Task details: Pick out the lines in the listing below that contain the word "Copernicus" and copy them.
————————
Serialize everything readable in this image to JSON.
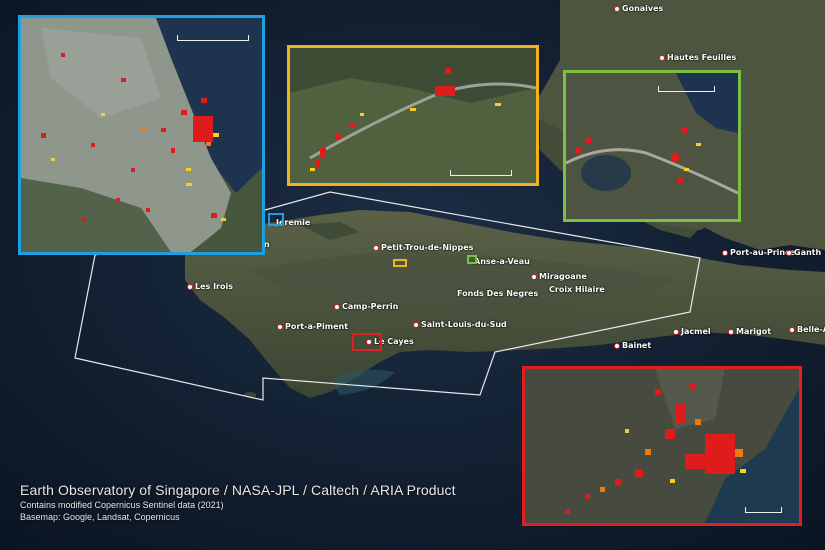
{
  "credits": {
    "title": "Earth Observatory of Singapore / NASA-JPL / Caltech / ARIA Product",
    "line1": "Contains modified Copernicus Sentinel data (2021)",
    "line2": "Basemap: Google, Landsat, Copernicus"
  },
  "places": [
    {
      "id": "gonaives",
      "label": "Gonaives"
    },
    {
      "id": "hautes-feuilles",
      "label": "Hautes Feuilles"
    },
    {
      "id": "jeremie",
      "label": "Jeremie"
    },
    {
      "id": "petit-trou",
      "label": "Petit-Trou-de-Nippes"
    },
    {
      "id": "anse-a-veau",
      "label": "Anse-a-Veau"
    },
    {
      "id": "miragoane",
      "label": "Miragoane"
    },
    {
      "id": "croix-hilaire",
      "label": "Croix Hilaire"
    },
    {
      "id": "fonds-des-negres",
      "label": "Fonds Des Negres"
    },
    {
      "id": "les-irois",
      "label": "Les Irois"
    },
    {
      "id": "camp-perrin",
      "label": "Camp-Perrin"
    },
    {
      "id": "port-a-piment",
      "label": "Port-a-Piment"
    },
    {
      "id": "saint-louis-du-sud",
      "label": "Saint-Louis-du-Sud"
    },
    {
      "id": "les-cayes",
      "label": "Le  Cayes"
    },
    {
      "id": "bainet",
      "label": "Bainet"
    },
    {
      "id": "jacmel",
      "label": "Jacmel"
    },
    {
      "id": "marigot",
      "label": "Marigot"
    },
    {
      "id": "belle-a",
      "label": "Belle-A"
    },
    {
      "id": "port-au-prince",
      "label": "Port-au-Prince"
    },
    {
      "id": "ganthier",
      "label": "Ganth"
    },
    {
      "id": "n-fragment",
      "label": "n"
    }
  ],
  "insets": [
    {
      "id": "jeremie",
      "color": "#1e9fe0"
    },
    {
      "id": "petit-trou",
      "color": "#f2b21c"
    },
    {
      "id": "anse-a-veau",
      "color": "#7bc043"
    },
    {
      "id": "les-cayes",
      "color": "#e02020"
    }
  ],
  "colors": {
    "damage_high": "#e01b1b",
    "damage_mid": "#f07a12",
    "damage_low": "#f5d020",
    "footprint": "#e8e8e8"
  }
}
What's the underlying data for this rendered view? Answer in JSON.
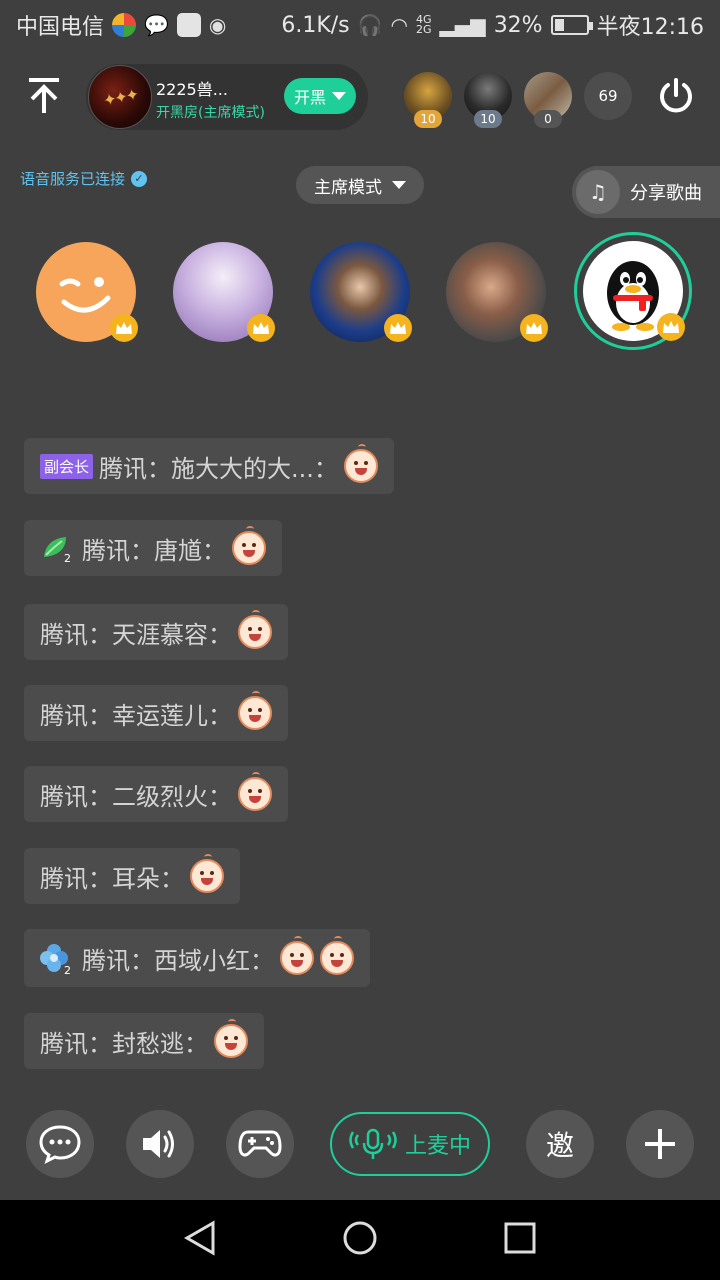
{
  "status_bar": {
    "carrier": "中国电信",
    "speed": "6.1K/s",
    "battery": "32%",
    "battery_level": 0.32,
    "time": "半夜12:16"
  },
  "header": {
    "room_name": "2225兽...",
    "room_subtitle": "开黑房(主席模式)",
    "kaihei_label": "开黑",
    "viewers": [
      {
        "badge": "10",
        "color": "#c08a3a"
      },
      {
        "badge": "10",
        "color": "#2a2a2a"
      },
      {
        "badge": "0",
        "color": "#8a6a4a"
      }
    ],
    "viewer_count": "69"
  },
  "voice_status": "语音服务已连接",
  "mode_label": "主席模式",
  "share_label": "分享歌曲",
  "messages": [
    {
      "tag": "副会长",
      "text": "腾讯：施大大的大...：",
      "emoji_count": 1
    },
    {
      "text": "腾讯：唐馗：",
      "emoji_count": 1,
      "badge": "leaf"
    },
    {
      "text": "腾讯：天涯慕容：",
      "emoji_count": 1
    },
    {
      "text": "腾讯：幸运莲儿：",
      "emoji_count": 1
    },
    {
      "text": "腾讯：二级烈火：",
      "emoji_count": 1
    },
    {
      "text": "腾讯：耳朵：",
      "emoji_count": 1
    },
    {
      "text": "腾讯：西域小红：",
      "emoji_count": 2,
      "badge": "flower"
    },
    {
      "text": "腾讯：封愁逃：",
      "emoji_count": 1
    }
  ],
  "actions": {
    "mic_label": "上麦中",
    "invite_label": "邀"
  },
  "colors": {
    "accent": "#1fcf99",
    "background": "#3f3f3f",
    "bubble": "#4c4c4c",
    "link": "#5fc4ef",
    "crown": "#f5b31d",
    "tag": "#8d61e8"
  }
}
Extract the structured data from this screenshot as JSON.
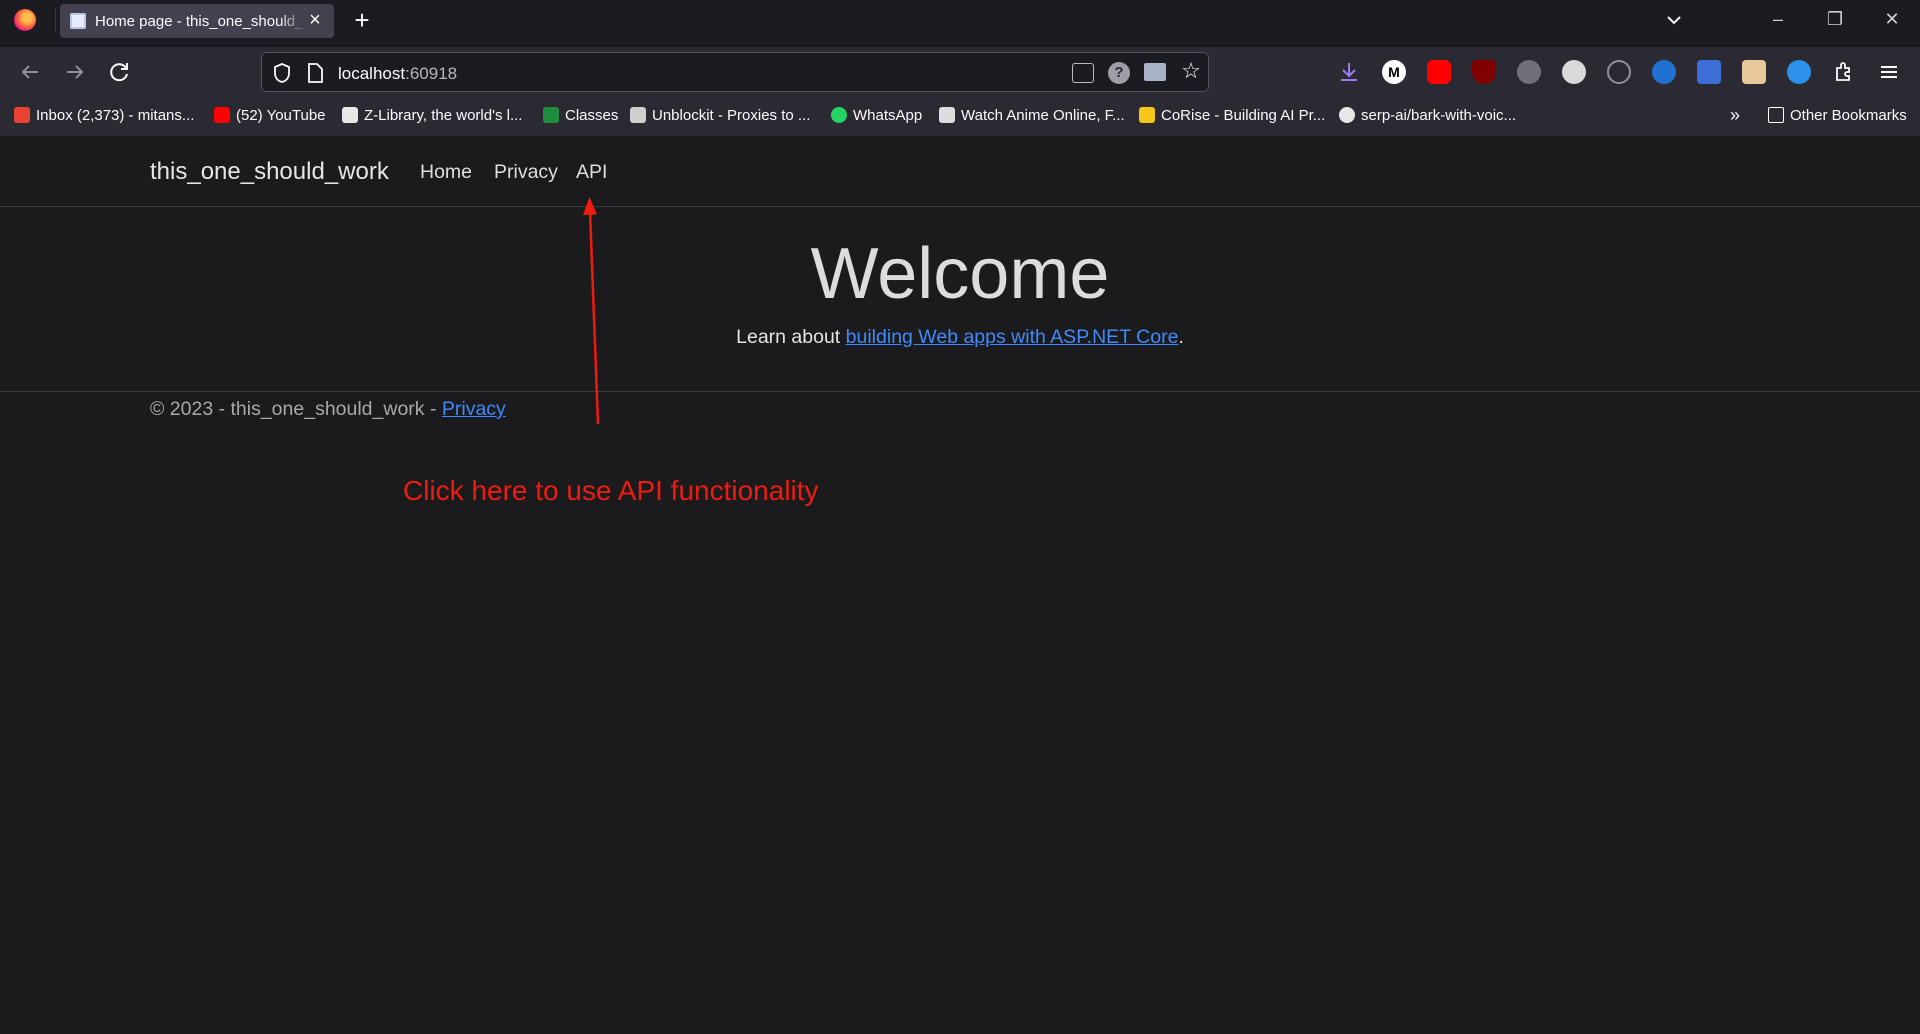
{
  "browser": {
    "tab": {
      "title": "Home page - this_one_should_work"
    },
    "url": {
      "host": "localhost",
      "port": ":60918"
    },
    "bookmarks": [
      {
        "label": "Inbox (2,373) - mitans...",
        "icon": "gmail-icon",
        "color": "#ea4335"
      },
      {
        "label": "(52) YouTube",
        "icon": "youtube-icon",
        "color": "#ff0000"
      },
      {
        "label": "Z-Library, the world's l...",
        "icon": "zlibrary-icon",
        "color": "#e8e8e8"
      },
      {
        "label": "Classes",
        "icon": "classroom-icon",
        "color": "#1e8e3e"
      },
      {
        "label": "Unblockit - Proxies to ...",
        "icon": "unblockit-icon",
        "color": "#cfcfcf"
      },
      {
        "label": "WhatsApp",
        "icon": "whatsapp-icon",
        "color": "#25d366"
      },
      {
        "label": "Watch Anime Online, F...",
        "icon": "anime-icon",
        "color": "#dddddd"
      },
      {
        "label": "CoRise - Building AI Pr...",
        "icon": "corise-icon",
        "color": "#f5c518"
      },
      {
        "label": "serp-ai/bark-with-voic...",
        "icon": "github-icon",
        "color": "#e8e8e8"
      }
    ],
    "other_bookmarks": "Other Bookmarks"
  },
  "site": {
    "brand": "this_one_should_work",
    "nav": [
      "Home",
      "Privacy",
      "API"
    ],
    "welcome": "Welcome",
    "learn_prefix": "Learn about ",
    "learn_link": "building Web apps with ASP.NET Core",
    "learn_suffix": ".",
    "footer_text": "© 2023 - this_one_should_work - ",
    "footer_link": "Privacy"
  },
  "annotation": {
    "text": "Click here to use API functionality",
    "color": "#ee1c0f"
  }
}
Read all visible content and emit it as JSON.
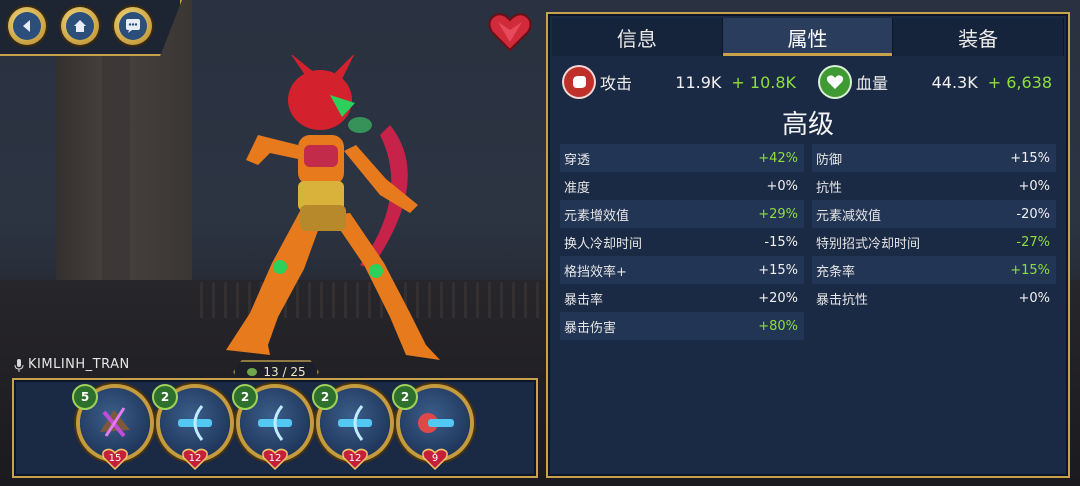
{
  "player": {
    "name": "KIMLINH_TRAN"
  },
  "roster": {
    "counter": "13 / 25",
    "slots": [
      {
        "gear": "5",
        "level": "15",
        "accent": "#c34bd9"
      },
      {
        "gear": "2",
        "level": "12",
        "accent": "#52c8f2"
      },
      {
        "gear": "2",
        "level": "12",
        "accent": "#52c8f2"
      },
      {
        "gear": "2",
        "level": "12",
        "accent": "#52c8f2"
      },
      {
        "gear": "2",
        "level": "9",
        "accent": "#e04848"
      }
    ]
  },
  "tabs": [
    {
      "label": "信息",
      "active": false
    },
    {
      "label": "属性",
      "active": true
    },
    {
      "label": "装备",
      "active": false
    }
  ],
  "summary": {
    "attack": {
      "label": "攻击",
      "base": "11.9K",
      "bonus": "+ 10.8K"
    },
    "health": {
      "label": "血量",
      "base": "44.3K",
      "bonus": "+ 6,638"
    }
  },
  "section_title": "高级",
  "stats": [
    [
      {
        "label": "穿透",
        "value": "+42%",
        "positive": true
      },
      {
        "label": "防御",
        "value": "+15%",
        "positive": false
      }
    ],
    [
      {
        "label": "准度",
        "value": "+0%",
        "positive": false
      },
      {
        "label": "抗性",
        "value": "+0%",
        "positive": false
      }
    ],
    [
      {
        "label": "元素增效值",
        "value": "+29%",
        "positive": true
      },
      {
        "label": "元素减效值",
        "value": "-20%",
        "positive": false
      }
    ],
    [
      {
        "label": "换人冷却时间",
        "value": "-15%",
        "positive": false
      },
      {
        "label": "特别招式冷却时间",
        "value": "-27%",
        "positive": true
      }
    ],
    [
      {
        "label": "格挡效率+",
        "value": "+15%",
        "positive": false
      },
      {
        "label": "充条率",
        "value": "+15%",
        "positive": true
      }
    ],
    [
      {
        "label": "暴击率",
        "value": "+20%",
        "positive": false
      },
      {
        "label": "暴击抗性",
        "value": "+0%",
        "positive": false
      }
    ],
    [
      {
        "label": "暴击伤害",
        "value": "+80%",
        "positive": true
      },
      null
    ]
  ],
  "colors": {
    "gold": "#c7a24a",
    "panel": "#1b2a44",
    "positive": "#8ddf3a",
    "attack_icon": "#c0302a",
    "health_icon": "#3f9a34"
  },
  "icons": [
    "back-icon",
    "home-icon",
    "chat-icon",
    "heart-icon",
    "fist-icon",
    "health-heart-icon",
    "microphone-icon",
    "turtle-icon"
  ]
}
————————
Solution:
    "line1": "Contains modified Copernicus Sentinel data (2021)",
    "line2": "Basemap: Google, Landsat, Copernicus"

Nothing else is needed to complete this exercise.